▸ Items:
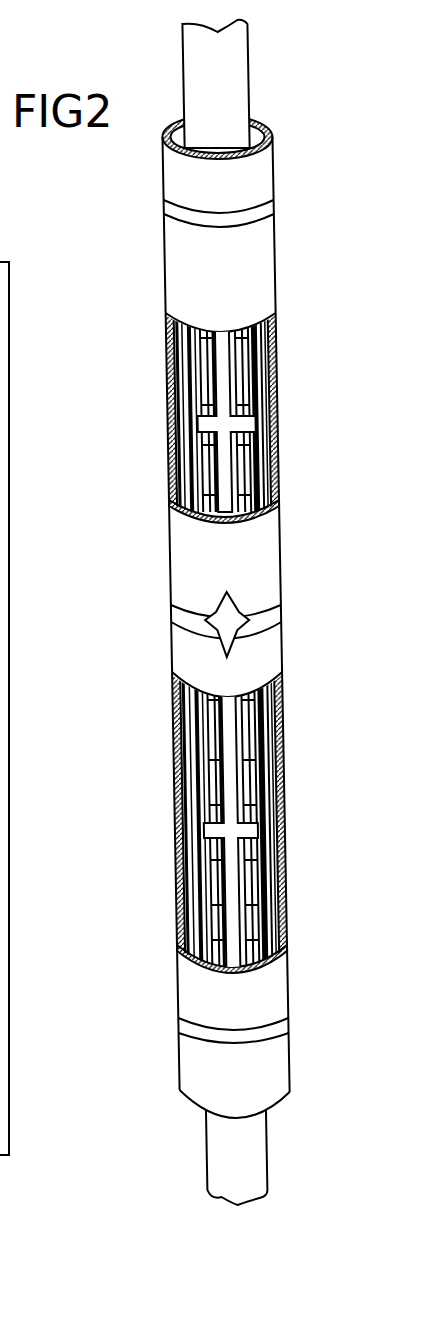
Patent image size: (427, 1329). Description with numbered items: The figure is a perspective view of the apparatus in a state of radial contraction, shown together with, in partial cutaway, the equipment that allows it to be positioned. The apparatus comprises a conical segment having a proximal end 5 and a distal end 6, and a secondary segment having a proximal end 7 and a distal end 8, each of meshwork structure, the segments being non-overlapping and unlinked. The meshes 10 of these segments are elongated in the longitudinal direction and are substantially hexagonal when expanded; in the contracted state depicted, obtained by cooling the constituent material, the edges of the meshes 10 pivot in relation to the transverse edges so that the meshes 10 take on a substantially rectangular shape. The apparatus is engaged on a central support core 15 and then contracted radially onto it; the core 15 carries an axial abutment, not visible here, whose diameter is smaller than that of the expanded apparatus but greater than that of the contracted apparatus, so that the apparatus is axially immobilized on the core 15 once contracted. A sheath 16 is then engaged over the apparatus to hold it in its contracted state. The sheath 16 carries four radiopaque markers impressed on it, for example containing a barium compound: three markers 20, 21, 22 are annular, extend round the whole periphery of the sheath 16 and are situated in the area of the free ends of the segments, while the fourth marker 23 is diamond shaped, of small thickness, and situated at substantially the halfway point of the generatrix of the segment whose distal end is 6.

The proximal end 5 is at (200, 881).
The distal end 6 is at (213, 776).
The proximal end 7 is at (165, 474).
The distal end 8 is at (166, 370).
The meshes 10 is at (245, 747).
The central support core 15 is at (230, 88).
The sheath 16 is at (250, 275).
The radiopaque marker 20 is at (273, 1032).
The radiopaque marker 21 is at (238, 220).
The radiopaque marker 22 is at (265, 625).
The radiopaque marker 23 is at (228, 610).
* * *
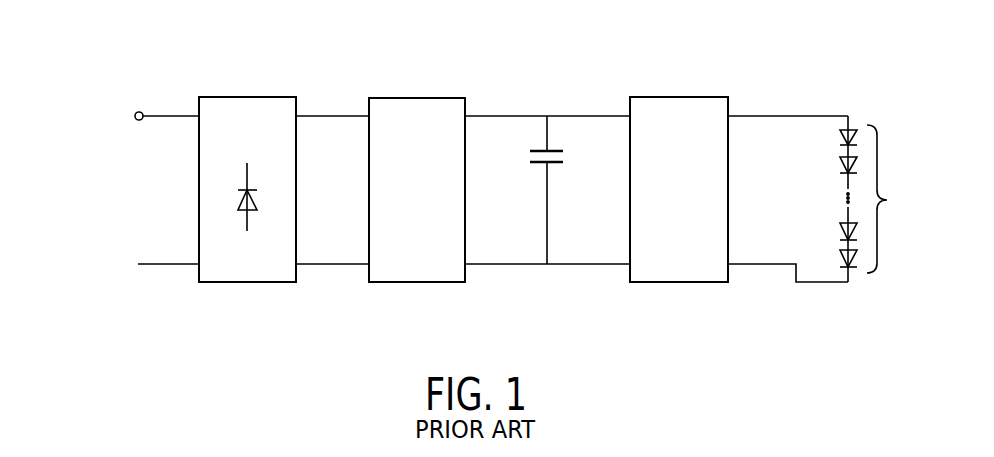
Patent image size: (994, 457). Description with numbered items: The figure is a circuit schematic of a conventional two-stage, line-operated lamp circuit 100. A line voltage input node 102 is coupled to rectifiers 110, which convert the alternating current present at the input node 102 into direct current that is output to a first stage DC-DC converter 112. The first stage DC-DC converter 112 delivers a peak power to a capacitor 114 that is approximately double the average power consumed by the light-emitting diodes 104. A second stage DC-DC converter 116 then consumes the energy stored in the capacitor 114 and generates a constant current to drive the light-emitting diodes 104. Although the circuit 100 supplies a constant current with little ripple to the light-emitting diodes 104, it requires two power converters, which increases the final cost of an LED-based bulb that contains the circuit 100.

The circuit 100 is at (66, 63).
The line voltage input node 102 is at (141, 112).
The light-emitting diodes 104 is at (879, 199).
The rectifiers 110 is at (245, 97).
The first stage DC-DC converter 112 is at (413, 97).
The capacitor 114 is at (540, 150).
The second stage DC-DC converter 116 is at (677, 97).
==
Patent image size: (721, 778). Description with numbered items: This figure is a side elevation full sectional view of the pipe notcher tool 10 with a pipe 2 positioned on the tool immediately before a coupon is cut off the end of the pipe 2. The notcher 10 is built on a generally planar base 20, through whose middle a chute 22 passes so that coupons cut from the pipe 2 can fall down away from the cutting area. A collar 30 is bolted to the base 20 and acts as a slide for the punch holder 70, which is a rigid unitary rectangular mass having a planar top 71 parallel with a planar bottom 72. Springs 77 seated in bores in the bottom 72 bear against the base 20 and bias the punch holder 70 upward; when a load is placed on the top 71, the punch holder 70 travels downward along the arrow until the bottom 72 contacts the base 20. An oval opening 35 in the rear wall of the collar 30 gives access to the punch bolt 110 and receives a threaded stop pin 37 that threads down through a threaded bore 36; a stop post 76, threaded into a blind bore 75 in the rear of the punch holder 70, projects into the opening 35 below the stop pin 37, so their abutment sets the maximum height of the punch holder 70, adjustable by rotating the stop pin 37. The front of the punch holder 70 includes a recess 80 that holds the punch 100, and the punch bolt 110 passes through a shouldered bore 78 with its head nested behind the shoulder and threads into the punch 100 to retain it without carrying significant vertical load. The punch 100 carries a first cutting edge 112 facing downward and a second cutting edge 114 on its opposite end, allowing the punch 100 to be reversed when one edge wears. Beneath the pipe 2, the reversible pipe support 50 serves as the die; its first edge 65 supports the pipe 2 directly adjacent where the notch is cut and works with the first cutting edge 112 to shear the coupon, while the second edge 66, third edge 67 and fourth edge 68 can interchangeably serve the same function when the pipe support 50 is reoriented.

▸ Directions for this task:
Copy the records from the line with "Patent image size: (994, 457)." up to and including the line with "The light-emitting diodes 104 is", swapping "schematic" for "diagram" and leaving all else unchanged.

▸ Answer in full:
Patent image size: (994, 457). Description with numbered items: The figure is a circuit diagram of a conventional two-stage, line-operated lamp circuit 100. A line voltage input node 102 is coupled to rectifiers 110, which convert the alternating current present at the input node 102 into direct current that is output to a first stage DC-DC converter 112. The first stage DC-DC converter 112 delivers a peak power to a capacitor 114 that is approximately double the average power consumed by the light-emitting diodes 104. A second stage DC-DC converter 116 then consumes the energy stored in the capacitor 114 and generates a constant current to drive the light-emitting diodes 104. Although the circuit 100 supplies a constant current with little ripple to the light-emitting diodes 104, it requires two power converters, which increases the final cost of an LED-based bulb that contains the circuit 100.

The circuit 100 is at (66, 63).
The line voltage input node 102 is at (141, 112).
The light-emitting diodes 104 is at (879, 199).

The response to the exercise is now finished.